- TAREFAS DO EXERCÍCIO -
A - Responda às perguntas seguintes com base no texto sobre Carme Font.
(i) Que montante lhe concedeu o Conselho Europeu de Investigação?
(ii) Em que universidade é investigadora?
(iii) Que jornal espanhol a citou?
B - Reproduza do texto sobre Carme Font o trecho que começa em "No passado mês" e continua até "nem obra inteletual.".

- TEXTO EXTRAÍDO -
No passado mês de julho, Carme Font recebeu uma boa notícia: o Conselho Europeu de Investigação concedeu-lhe 1,5 milhões de euros para feminizar o pensamento ocidental.
Durante os próximos cinco anos, Carme Font, investigadora de Filosofia Inglesa na Universidade Autónoma de Barcelona, vai mergulhar num legado ignorado: textos escritos por mulheres entre os séculos VI e XVII, que não são considerados literatura nem obra inteletual.
São relatos íntimos, cartas, diários e poemas que foram obra de mulheres anónimas e descartas por ter um estilo “pouco formal”.
“O meu objetivo não é apenas recuperar textos escritos por toda a Europa”, explicou Font, citada pelo jornal espanhol El País. “Eu quero saber o que dizem no seu conjunto, interpretá-los na sua coletividade”.
Graças ao financiamento da Comissão Europeia, Font vai poder dirigir uma equipa de investigadores que analisará arquivos nacionais, bibliotecas públicas e privadas em busca das vozes da mulheres anónimas de há 500 anos.

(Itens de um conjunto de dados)
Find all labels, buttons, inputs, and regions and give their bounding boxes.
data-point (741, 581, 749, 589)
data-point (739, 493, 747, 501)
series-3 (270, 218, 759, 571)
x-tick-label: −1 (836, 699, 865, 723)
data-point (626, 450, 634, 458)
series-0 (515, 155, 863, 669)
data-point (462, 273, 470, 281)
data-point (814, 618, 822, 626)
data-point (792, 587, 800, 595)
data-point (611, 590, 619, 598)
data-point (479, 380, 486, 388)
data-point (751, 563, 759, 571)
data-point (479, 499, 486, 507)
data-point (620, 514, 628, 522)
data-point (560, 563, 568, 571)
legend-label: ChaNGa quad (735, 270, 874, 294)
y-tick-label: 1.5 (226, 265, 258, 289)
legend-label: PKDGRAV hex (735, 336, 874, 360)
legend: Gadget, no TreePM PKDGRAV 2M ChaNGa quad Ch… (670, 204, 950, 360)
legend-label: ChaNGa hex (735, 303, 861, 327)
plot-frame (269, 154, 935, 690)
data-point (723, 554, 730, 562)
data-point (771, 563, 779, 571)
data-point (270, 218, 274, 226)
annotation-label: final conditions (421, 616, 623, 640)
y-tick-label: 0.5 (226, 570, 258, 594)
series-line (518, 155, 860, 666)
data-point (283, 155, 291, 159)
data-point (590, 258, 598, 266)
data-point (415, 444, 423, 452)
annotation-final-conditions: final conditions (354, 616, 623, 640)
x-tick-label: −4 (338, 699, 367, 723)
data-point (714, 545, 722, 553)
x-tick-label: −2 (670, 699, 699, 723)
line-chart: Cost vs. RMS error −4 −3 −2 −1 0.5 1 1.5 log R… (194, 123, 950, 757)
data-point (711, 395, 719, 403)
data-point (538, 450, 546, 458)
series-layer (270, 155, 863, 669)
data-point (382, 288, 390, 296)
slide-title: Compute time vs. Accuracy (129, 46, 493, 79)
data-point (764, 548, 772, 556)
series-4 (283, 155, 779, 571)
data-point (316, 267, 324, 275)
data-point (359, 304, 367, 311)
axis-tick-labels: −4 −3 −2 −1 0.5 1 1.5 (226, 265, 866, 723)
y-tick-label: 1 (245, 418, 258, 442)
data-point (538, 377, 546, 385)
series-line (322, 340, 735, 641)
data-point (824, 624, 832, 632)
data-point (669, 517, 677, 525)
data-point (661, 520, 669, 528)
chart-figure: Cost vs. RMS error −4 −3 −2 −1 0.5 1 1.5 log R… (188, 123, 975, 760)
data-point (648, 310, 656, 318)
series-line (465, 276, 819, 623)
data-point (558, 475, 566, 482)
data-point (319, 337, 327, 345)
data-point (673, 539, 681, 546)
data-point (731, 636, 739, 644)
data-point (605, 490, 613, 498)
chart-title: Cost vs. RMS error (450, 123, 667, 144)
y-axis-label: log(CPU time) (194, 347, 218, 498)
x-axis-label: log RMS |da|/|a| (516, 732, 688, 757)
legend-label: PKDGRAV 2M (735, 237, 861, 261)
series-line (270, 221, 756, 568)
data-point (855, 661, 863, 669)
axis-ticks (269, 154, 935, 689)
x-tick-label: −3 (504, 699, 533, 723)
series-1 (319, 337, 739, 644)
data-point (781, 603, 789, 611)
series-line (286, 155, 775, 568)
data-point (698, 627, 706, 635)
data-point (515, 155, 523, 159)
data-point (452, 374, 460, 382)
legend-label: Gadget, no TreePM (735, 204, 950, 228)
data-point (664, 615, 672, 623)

- RESPOSTAS AOS PROBLEMAS -
A -
(i) 1,5 milhões de euros.
(ii) Na Universidade Autónoma de Barcelona.
(iii) O El País.

B -
No passado mês de julho, Carme Font recebeu uma boa notícia: o Conselho Europeu de Investigação concedeu-lhe 1,5 milhões de euros para feminizar o pensamento ocidental.
Durante os próximos cinco anos, Carme Font, investigadora de Filosofia Inglesa na Universidade Autónoma de Barcelona, vai mergulhar num legado ignorado: textos escritos por mulheres entre os séculos VI e XVII, que não são considerados literatura nem obra inteletual.